-- Goal --
Pick out each line of the records in which the word "amounts" appears.

-- Saved entries --
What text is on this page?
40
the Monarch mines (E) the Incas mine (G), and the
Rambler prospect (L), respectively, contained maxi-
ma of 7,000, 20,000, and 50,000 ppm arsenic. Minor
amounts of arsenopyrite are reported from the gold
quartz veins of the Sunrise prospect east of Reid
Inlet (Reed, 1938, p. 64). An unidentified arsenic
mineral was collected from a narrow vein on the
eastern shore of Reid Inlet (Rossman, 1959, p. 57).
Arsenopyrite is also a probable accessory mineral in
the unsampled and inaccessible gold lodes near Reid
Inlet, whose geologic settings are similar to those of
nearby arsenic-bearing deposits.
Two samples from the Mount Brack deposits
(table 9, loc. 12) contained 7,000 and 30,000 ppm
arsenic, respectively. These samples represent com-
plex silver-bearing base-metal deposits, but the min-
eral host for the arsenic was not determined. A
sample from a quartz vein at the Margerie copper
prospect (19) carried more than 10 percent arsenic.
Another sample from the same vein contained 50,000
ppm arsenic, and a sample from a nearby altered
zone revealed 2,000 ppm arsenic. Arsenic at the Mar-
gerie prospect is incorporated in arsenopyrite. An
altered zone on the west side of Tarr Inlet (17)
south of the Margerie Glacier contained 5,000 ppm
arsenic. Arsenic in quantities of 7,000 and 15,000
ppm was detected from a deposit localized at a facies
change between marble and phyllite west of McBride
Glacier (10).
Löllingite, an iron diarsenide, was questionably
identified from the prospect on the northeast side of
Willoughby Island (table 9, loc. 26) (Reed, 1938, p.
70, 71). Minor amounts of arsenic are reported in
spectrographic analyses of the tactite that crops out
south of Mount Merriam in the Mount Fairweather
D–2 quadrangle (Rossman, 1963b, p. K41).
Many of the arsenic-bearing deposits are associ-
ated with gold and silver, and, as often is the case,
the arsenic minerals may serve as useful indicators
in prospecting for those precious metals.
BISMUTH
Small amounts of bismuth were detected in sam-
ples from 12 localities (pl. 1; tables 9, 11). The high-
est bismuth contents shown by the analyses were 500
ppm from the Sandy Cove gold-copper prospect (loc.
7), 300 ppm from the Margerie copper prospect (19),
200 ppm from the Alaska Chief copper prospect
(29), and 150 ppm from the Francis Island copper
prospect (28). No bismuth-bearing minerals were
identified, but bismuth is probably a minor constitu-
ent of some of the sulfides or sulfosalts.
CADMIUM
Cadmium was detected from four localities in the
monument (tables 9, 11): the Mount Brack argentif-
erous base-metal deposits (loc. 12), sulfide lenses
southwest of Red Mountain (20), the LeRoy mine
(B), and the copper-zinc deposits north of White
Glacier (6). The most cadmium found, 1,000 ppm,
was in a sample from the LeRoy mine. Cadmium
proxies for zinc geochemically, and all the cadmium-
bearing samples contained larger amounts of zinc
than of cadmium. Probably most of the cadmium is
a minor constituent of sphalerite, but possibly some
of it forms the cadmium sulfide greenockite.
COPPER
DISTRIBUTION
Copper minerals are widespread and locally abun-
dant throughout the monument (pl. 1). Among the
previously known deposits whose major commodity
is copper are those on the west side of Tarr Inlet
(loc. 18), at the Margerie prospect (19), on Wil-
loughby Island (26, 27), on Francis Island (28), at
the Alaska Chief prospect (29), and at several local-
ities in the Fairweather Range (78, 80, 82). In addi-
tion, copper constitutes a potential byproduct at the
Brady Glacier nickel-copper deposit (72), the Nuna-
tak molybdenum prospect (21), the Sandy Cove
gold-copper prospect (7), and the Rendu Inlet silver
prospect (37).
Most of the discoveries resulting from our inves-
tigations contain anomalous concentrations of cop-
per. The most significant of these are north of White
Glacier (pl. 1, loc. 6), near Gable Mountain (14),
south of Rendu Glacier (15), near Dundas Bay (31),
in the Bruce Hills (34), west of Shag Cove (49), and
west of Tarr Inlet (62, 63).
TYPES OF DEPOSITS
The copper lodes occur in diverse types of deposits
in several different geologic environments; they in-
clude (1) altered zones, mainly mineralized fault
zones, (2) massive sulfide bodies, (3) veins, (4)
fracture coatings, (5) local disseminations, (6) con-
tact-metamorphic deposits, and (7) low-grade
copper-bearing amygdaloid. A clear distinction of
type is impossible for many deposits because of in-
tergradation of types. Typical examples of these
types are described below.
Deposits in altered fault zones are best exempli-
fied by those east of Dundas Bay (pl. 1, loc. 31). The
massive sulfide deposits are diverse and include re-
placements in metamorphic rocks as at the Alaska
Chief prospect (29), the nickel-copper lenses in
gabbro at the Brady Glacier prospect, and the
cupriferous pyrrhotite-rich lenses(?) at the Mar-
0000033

-- Written solution --
amounts of arsenopyrite are reported from the gold
70, 71). Minor amounts of arsenic are reported in
Small amounts of bismuth were detected in sam-
bearing samples contained larger amounts of zinc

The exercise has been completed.